-- Extracted records --

>>>>

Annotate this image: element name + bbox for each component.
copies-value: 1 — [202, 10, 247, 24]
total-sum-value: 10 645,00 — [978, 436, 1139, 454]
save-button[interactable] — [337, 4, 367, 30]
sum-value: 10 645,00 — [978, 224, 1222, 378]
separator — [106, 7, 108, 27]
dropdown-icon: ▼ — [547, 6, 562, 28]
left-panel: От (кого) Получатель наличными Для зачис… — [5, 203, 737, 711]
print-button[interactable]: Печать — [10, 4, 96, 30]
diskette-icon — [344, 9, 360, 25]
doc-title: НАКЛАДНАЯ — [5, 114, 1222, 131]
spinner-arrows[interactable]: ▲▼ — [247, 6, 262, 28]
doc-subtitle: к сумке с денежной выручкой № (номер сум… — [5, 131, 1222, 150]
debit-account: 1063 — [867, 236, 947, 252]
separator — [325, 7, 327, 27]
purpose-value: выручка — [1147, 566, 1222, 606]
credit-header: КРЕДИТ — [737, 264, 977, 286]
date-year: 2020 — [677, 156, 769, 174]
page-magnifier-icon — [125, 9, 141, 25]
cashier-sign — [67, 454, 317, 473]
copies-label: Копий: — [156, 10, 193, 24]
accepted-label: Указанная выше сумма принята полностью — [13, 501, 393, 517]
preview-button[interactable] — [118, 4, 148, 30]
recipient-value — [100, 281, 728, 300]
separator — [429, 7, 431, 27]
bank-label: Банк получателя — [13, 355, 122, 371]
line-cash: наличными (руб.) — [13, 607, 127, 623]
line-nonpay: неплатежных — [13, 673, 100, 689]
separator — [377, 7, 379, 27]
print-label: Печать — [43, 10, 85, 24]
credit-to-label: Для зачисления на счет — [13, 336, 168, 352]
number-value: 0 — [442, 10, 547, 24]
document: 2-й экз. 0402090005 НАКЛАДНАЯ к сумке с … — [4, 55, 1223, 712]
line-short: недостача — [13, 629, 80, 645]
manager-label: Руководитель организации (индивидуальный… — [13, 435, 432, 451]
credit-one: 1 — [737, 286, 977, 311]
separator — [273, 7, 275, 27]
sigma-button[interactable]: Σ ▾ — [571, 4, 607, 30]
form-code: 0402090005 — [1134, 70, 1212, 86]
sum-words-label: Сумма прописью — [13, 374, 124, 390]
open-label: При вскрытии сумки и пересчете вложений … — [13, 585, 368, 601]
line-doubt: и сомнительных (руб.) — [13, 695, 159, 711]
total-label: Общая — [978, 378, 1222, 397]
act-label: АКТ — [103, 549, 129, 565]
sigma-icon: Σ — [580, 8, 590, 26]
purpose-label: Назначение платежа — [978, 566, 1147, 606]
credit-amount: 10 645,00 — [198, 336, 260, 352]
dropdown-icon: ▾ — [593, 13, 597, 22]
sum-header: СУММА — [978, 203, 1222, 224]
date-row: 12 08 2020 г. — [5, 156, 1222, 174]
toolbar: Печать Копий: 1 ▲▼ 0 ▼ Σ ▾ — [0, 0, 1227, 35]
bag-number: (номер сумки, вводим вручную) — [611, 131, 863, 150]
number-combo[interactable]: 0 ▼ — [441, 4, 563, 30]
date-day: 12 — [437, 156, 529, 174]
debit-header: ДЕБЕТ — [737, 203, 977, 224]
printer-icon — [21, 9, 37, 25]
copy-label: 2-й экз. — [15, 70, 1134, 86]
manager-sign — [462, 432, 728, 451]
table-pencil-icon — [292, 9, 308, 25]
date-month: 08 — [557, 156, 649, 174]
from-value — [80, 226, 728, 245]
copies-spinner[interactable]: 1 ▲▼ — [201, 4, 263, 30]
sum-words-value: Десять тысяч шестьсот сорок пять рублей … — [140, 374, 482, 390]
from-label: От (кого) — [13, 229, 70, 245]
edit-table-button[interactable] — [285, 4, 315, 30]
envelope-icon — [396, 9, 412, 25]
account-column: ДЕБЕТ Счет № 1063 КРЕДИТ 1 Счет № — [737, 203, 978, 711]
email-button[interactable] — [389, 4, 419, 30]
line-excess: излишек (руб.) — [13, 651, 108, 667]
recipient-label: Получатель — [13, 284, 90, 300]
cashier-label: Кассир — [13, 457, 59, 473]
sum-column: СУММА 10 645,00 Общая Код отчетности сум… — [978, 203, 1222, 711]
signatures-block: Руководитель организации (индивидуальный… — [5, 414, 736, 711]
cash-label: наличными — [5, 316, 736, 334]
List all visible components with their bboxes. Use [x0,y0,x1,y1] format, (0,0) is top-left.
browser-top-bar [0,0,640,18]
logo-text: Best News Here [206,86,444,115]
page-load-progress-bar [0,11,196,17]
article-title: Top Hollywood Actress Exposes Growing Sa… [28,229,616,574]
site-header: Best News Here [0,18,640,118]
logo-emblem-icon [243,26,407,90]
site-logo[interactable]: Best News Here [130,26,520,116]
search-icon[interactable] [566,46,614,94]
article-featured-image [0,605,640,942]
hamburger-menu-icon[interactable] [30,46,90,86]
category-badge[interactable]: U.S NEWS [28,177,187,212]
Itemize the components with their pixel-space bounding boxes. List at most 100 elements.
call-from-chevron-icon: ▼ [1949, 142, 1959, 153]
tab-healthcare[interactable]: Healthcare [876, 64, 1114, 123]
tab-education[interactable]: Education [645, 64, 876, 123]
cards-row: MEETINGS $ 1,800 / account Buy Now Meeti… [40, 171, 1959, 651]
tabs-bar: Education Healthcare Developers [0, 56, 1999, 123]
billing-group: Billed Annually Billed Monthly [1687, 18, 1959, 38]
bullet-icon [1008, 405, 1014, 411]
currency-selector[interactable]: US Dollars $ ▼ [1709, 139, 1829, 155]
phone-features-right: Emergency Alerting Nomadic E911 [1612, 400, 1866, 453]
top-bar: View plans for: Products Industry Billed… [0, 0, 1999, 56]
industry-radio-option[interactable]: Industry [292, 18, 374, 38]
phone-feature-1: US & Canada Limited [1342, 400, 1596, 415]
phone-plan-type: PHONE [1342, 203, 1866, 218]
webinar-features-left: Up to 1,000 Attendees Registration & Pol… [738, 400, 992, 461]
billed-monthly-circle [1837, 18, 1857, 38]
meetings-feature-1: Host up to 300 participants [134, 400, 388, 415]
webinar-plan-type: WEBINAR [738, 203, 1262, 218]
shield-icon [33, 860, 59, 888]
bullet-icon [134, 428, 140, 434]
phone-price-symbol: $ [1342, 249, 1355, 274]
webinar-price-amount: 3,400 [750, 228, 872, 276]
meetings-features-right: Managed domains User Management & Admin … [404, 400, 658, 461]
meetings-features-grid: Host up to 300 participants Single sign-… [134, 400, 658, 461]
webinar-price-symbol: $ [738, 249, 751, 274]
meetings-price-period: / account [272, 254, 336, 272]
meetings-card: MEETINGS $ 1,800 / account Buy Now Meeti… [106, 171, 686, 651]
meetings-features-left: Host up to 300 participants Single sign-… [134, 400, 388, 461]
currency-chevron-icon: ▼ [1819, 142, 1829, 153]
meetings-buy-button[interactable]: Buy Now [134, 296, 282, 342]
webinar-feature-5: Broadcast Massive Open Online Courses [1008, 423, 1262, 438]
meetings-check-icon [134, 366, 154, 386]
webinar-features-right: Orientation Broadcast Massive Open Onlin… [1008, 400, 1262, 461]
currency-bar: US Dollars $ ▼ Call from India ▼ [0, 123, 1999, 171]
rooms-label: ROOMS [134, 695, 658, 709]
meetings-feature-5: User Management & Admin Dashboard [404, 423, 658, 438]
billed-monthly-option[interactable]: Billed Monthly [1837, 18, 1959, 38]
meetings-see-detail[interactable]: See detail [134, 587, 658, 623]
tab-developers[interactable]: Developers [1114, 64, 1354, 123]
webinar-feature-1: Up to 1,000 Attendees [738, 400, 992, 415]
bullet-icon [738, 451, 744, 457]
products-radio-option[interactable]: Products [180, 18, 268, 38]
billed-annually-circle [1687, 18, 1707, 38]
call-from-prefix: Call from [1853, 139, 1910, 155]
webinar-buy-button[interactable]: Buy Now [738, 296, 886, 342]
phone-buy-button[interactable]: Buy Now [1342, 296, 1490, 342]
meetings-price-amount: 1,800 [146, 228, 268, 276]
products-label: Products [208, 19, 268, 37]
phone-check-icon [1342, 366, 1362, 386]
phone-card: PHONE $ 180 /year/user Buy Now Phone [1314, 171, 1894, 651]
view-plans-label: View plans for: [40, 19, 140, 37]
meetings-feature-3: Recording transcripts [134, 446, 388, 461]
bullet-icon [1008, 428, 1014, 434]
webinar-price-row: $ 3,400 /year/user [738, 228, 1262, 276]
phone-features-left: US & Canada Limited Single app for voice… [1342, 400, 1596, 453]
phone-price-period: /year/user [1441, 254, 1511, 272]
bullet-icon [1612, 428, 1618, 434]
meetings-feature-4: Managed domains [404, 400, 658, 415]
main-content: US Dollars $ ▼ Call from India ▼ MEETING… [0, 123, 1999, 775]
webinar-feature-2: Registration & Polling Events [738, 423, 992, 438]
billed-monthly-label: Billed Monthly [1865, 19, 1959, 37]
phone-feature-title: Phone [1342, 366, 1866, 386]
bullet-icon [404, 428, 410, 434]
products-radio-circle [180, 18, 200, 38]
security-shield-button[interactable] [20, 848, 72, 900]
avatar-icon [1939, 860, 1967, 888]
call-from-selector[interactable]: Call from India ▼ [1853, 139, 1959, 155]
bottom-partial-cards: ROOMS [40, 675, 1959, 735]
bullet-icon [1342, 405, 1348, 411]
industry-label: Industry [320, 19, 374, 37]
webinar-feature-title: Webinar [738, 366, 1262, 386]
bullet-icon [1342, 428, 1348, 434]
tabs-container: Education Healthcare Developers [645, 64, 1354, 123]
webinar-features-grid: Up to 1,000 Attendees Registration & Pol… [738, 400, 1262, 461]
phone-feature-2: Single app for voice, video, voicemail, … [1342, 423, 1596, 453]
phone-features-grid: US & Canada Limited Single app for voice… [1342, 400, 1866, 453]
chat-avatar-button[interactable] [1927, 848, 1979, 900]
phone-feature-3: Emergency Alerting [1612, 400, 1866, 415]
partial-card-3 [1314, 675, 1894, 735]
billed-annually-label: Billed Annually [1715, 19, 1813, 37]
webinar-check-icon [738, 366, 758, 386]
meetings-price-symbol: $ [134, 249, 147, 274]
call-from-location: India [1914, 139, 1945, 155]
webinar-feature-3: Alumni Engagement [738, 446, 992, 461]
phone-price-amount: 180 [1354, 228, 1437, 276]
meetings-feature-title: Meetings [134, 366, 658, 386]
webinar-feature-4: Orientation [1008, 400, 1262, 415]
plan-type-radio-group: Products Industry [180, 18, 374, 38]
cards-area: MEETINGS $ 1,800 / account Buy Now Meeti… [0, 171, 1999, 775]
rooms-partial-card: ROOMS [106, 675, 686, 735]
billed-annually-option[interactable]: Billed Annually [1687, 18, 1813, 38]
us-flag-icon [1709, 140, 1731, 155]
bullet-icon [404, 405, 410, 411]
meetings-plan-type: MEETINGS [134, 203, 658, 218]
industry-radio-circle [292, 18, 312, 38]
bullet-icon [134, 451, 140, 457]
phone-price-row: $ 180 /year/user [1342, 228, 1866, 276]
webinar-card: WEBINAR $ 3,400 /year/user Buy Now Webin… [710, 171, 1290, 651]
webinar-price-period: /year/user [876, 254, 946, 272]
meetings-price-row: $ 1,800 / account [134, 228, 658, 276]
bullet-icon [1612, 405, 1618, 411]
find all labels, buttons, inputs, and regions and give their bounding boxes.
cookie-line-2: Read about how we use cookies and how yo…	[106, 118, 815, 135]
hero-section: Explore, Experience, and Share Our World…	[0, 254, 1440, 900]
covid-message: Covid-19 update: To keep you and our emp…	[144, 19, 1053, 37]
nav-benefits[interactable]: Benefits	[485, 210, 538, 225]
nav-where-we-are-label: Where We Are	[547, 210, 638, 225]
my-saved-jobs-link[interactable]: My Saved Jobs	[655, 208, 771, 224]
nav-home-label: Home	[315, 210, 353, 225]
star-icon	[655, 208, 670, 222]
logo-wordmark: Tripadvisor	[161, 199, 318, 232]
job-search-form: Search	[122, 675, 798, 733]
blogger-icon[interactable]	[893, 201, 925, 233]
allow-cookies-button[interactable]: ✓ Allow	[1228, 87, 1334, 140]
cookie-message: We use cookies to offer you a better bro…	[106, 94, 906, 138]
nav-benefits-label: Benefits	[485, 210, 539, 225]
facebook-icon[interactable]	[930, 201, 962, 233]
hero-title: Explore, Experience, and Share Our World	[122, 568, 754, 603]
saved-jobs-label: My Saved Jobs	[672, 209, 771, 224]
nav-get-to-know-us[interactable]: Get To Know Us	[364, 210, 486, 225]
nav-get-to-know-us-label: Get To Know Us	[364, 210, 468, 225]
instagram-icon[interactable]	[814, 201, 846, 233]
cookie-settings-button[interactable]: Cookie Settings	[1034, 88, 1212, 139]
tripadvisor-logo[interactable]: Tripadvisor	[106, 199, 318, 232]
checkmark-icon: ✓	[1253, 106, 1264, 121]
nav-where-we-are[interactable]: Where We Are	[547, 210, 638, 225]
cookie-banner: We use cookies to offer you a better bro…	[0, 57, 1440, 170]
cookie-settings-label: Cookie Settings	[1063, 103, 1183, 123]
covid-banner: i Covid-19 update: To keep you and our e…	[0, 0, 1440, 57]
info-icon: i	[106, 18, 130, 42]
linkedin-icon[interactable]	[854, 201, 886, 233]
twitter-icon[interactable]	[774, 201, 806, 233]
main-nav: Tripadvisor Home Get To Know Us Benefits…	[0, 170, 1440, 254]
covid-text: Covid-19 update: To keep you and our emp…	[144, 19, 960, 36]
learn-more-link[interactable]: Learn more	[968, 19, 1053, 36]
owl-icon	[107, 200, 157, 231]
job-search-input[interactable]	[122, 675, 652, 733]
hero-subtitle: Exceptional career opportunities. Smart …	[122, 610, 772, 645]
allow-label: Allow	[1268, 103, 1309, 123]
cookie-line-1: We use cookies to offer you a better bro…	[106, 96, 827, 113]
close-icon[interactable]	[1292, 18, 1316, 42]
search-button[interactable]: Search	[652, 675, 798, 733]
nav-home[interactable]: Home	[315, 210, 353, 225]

<<<<

-- To do --
Please copy the stretch of the listing above from its first line through the line containing "purpose-value: выручка —", including both of those lines.

-- Completed task --
Annotate this image: element name + bbox for each component.
copies-value: 1 — [202, 10, 247, 24]
total-sum-value: 10 645,00 — [978, 436, 1139, 454]
save-button[interactable] — [337, 4, 367, 30]
sum-value: 10 645,00 — [978, 224, 1222, 378]
separator — [106, 7, 108, 27]
dropdown-icon: ▼ — [547, 6, 562, 28]
left-panel: От (кого) Получатель наличными Для зачис… — [5, 203, 737, 711]
print-button[interactable]: Печать — [10, 4, 96, 30]
diskette-icon — [344, 9, 360, 25]
doc-title: НАКЛАДНАЯ — [5, 114, 1222, 131]
spinner-arrows[interactable]: ▲▼ — [247, 6, 262, 28]
doc-subtitle: к сумке с денежной выручкой № (номер сум… — [5, 131, 1222, 150]
debit-account: 1063 — [867, 236, 947, 252]
separator — [325, 7, 327, 27]
purpose-value: выручка — [1147, 566, 1222, 606]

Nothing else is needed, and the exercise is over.